What is asked
Count every line that holds the string "JSON", then give that number alone.
§ §
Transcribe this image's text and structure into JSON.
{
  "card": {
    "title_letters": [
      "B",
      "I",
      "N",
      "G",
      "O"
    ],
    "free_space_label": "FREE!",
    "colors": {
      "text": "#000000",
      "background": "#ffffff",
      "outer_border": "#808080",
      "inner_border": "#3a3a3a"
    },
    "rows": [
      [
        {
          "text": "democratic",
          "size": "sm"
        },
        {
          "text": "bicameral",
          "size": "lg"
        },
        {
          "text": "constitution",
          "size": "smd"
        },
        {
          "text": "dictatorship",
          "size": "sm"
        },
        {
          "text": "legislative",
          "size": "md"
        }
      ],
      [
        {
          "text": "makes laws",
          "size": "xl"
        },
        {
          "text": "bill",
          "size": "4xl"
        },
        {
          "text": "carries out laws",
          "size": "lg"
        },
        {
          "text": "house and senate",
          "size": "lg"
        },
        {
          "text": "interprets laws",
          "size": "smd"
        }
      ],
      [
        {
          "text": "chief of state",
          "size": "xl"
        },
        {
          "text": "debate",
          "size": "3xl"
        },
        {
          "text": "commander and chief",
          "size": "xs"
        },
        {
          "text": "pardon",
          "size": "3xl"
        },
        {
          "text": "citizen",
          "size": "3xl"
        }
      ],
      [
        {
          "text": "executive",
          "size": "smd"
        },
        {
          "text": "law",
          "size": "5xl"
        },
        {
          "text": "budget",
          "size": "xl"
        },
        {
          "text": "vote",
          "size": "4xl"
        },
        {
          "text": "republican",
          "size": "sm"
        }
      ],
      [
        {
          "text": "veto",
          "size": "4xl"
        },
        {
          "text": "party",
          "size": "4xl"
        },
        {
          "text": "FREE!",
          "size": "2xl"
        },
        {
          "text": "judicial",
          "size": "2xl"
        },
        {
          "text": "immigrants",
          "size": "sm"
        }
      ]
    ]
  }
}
§ §
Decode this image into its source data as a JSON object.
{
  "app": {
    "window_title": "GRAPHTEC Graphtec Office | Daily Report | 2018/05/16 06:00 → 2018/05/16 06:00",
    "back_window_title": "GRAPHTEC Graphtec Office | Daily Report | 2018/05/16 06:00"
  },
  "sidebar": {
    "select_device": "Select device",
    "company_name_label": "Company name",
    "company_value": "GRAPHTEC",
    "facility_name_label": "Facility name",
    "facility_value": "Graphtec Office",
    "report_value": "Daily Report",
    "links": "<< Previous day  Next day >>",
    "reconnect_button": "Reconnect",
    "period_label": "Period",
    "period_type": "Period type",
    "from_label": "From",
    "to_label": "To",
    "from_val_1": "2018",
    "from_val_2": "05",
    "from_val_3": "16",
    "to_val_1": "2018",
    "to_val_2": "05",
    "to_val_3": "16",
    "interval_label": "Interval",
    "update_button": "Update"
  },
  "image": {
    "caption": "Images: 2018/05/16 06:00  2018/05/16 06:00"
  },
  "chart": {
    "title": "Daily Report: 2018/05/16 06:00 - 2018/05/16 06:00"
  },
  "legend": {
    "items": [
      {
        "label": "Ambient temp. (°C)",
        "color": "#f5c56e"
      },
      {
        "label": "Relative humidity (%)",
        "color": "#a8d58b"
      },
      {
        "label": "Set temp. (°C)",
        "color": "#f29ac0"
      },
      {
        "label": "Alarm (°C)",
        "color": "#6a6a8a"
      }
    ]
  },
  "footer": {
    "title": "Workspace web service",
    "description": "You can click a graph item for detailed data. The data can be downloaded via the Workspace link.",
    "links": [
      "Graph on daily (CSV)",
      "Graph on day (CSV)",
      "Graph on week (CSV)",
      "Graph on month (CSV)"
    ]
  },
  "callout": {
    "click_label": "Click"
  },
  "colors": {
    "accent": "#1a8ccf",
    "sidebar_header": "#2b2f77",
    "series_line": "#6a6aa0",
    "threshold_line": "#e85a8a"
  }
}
§ §
Finished task
2